§ **TASK GOAL**
In the records that follow, locate every line with "legal" and extract it.

** Begin RECORDS **

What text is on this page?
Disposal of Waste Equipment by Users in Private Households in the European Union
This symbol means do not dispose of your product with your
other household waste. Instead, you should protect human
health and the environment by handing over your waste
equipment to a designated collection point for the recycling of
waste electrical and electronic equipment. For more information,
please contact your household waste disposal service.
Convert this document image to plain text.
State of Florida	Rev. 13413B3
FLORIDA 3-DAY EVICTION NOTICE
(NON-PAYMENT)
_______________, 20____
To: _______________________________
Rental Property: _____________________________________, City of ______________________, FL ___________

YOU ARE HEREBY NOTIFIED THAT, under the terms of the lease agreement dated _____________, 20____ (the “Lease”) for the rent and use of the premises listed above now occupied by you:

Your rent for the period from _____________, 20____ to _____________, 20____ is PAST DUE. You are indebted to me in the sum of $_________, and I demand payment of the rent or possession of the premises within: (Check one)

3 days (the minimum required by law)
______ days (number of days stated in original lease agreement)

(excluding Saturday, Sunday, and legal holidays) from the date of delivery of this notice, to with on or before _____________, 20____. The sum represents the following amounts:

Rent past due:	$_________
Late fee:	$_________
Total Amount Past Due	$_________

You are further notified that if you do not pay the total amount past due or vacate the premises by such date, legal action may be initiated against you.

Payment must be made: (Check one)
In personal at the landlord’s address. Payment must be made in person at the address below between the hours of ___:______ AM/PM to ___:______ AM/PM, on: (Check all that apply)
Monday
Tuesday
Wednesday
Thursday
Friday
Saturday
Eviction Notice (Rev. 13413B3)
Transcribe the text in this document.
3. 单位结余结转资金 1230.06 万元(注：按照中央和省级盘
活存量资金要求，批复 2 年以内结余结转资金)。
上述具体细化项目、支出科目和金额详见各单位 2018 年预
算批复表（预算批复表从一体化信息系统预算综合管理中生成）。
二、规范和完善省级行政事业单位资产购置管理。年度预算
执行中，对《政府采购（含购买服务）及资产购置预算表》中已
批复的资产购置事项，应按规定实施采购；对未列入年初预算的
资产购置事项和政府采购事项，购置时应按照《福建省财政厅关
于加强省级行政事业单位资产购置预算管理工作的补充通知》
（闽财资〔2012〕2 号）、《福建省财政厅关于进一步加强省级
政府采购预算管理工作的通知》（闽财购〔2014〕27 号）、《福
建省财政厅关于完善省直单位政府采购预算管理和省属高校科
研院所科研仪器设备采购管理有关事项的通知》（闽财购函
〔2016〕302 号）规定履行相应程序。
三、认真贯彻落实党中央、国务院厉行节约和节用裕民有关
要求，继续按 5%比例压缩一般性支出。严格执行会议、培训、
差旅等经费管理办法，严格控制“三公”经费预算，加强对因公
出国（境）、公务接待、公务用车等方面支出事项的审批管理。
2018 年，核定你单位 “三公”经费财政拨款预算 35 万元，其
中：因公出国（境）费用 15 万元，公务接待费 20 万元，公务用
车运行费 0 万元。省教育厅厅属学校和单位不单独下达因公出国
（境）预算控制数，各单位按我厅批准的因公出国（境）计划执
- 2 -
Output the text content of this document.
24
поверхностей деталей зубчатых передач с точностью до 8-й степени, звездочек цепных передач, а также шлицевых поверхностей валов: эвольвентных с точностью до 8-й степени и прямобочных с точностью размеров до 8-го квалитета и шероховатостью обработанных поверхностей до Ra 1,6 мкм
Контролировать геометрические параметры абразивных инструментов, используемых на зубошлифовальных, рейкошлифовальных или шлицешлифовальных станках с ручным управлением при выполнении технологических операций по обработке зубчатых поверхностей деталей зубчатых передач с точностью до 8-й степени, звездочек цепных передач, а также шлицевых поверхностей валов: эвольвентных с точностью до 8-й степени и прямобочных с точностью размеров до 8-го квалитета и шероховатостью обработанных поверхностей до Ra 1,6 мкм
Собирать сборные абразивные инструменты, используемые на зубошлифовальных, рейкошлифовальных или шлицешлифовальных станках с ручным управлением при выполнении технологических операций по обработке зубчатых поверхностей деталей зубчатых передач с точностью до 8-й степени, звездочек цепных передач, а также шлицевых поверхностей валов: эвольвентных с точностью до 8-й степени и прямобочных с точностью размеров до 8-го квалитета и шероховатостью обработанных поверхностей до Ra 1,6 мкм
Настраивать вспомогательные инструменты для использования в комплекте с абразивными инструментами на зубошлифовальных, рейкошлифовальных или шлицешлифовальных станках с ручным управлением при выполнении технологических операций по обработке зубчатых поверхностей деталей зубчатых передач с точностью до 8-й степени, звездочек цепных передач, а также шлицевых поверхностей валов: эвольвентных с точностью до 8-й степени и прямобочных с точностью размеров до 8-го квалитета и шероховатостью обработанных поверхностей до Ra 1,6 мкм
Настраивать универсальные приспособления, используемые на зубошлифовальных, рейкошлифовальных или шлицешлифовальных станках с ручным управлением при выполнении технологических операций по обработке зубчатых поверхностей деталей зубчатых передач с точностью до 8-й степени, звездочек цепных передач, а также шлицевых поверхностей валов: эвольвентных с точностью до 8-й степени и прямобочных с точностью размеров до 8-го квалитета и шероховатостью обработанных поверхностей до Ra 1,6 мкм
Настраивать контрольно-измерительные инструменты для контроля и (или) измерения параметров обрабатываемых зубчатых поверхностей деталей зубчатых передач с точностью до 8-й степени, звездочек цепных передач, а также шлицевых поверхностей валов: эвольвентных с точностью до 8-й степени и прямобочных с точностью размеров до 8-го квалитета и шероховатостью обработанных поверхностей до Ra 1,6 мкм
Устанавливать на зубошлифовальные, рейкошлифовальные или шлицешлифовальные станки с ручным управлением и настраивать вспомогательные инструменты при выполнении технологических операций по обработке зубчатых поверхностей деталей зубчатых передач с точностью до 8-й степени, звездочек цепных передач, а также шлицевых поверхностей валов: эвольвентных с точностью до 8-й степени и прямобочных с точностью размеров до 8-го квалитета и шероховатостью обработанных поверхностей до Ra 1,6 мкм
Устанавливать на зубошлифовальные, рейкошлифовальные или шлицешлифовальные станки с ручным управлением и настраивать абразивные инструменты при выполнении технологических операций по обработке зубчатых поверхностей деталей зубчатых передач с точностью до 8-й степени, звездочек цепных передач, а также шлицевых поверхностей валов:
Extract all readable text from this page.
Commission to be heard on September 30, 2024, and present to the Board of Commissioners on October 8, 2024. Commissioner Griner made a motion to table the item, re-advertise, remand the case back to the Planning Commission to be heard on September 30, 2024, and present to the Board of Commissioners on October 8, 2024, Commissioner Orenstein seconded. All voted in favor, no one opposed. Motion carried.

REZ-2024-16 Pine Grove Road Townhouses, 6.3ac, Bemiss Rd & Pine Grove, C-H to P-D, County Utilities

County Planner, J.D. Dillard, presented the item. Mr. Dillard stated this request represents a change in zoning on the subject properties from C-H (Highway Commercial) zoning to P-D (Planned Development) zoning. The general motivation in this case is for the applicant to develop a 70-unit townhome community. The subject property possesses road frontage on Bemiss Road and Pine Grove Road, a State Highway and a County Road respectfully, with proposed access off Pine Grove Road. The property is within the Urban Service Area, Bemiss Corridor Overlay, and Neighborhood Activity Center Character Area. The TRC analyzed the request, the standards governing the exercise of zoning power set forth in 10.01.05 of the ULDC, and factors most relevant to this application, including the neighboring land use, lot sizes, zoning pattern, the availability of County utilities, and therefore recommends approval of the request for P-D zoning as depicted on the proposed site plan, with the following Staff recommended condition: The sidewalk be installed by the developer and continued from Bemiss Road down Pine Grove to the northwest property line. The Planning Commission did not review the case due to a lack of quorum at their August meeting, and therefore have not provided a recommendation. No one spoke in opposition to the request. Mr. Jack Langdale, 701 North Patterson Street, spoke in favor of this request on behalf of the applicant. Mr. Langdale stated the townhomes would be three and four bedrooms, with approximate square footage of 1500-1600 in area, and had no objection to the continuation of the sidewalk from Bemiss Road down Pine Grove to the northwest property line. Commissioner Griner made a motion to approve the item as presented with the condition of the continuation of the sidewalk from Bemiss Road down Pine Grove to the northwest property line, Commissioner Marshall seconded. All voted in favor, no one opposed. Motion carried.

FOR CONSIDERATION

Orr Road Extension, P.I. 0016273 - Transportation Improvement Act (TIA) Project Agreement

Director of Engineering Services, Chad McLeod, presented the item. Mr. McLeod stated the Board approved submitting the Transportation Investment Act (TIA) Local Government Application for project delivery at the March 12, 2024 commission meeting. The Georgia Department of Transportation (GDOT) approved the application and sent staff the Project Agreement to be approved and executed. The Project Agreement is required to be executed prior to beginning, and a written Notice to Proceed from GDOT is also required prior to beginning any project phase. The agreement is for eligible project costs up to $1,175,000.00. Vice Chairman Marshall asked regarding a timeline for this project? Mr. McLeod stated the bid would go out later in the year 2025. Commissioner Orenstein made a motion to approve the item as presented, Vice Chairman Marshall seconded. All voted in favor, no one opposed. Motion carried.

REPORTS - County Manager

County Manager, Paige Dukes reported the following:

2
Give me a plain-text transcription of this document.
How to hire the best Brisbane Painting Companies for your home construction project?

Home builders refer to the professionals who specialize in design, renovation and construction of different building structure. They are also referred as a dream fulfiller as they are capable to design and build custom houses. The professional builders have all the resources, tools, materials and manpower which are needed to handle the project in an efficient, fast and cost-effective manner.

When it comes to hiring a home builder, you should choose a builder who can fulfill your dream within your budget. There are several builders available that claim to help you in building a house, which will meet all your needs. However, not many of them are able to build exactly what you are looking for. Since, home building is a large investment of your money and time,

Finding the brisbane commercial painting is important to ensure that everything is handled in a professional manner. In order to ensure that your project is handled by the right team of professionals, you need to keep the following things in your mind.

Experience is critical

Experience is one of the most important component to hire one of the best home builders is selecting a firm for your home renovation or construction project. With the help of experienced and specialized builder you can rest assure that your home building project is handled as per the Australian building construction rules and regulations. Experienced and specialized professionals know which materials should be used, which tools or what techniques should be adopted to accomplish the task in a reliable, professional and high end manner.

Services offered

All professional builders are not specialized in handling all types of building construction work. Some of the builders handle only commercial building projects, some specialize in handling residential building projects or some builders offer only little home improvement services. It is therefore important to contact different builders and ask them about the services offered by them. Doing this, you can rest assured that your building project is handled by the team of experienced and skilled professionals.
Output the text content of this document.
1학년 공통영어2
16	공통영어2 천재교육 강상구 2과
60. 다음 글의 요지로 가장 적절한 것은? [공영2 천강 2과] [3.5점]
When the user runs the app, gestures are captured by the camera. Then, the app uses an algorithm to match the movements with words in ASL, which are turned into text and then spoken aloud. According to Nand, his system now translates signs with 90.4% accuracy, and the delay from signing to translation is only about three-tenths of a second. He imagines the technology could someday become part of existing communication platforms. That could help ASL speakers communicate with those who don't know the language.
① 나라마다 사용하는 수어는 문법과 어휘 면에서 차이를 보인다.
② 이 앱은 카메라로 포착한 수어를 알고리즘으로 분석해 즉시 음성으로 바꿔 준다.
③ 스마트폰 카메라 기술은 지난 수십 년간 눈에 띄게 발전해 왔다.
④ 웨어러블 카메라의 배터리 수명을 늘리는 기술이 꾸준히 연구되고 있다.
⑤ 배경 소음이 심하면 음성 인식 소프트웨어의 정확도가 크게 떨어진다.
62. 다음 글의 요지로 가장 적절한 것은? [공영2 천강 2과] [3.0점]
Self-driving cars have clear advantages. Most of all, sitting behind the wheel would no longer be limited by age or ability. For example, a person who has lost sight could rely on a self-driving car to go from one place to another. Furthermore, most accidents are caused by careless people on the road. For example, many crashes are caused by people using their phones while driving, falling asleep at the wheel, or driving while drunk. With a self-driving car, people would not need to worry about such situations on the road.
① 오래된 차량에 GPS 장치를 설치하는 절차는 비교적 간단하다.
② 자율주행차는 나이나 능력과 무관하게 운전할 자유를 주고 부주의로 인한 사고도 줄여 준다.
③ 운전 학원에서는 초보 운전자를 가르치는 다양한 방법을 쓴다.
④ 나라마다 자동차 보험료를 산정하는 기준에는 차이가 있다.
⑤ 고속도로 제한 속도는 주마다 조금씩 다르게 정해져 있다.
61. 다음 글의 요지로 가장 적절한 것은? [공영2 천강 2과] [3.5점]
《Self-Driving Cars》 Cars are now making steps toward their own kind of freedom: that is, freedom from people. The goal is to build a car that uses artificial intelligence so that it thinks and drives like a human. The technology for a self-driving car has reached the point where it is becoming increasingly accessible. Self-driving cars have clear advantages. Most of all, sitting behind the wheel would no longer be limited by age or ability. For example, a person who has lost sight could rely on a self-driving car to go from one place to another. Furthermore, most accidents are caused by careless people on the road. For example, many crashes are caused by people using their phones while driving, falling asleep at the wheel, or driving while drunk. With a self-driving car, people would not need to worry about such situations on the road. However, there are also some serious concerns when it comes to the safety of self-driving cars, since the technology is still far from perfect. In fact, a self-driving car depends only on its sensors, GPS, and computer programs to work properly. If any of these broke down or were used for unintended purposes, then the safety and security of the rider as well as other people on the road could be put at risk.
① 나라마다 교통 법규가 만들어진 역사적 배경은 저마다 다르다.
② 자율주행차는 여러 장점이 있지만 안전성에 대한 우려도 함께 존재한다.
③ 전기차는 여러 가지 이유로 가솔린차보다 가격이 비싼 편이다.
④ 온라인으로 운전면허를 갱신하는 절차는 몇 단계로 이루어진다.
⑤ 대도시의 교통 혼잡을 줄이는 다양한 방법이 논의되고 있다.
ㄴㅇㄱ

** End RECORDS **

§ **OUTPUT BELOW**
(excluding Saturday, Sunday, and legal holidays) from the date of delivery of this notice, to with on or before _____________, 20____. The sum represents the following amounts:
You are further notified that if you do not pay the total amount past due or vacate the premises by such date, legal action may be initiated against you.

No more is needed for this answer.